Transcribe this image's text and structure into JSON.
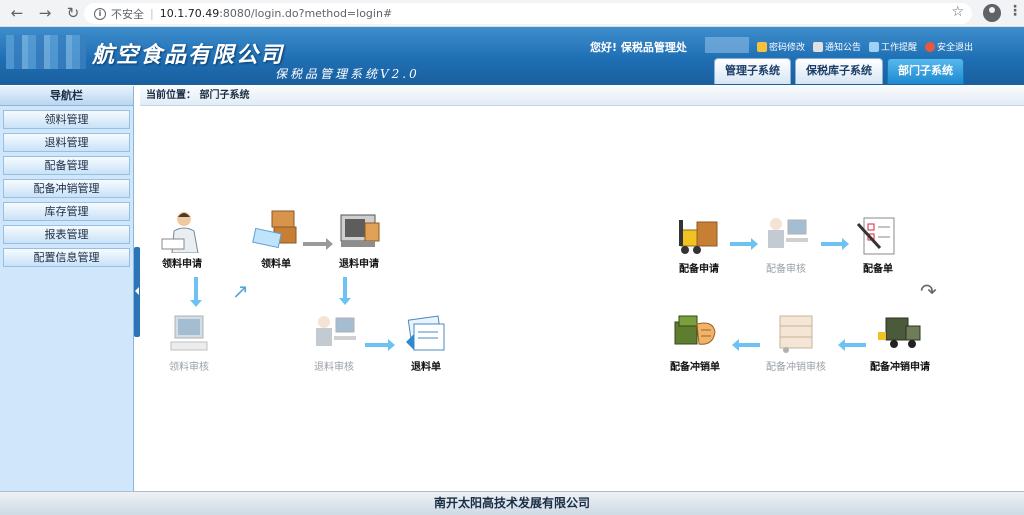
{
  "browser": {
    "security_label": "不安全",
    "url_host": "10.1.70.49",
    "url_path": ":8080/login.do?method=login#"
  },
  "header": {
    "company_name": "航空食品有限公司",
    "system_name": "保税品管理系统V2.0",
    "greeting": "您好!  保税品管理处",
    "links": [
      {
        "label": "密码修改",
        "icon": "key-icon"
      },
      {
        "label": "通知公告",
        "icon": "speaker-icon"
      },
      {
        "label": "工作提醒",
        "icon": "monitor-icon"
      },
      {
        "label": "安全退出",
        "icon": "exit-icon"
      }
    ],
    "tabs": [
      {
        "label": "管理子系统",
        "active": false
      },
      {
        "label": "保税库子系统",
        "active": false
      },
      {
        "label": "部门子系统",
        "active": true
      }
    ]
  },
  "sidebar": {
    "title": "导航栏",
    "items": [
      {
        "label": "领料管理"
      },
      {
        "label": "退料管理"
      },
      {
        "label": "配备管理"
      },
      {
        "label": "配备冲销管理"
      },
      {
        "label": "库存管理"
      },
      {
        "label": "报表管理"
      },
      {
        "label": "配置信息管理"
      }
    ]
  },
  "breadcrumb": {
    "text": "当前位置： 部门子系统"
  },
  "flow_left": {
    "apply": "领料申请",
    "form": "领料单",
    "return_apply": "退料申请",
    "review": "领料审核",
    "return_review": "退料审核",
    "return_form": "退料单"
  },
  "flow_right": {
    "equip_apply": "配备申请",
    "equip_review": "配备审核",
    "equip_form": "配备单",
    "writeoff_apply": "配备冲销申请",
    "writeoff_review": "配备冲销审核",
    "writeoff_form": "配备冲销单"
  },
  "footer": {
    "text": "南开太阳高技术发展有限公司"
  },
  "colors": {
    "header": "#1f6fb4",
    "sidebar": "#cfe6fb",
    "arrow": "#6cc3f2",
    "active_tab": "#1c89cf"
  }
}
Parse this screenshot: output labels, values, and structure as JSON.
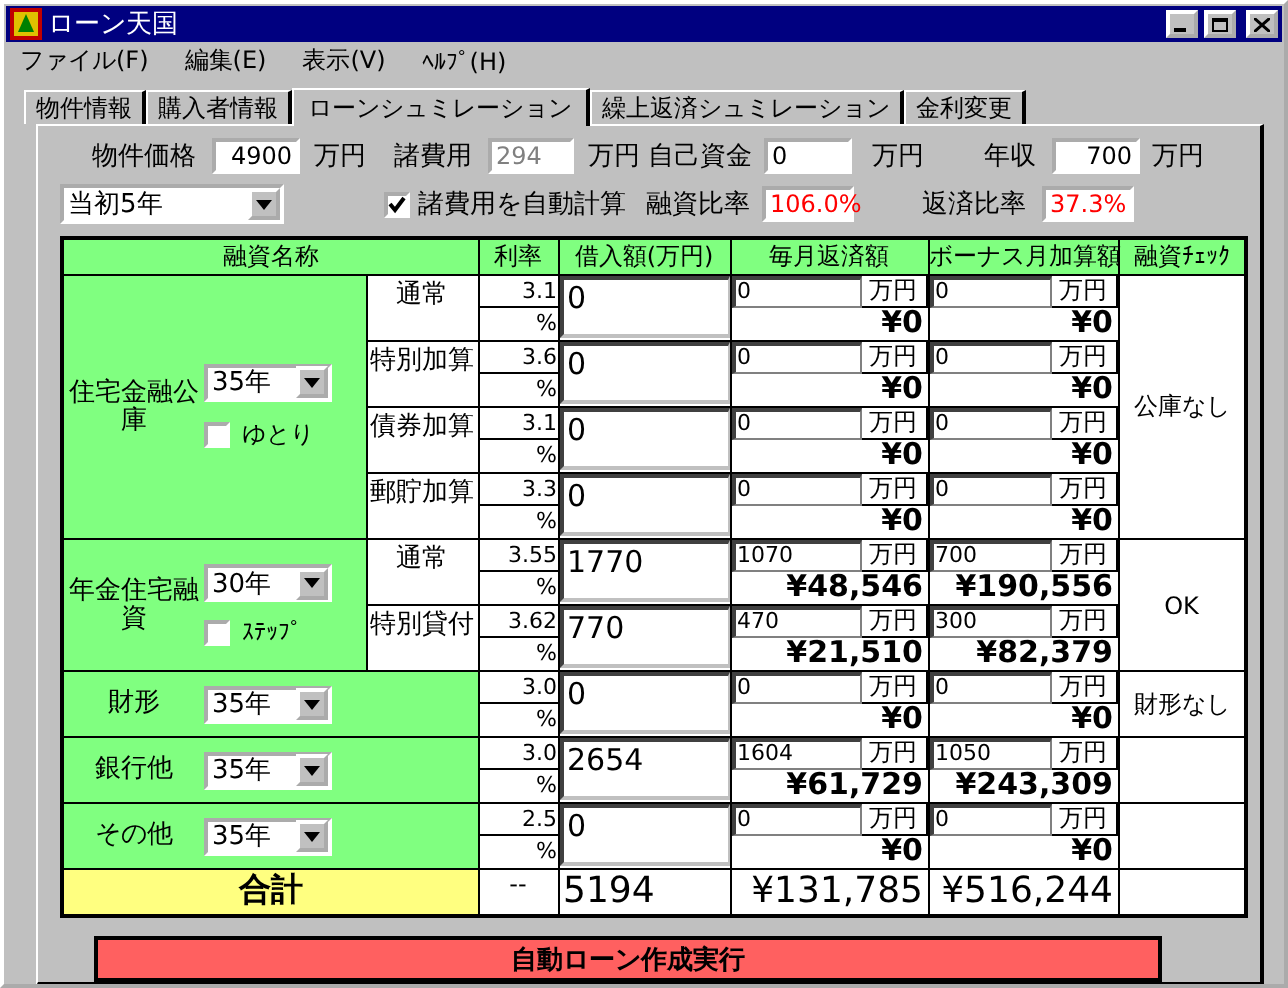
========
> [Short exercise]:
Identify all lines where the word "text" shows up. Copy them.

> [Result]:
Transcribe this image's text and structure into JSON.
    "text": "当前位置： 部门子系统"
    "text": "南开太阳高技术发展有限公司"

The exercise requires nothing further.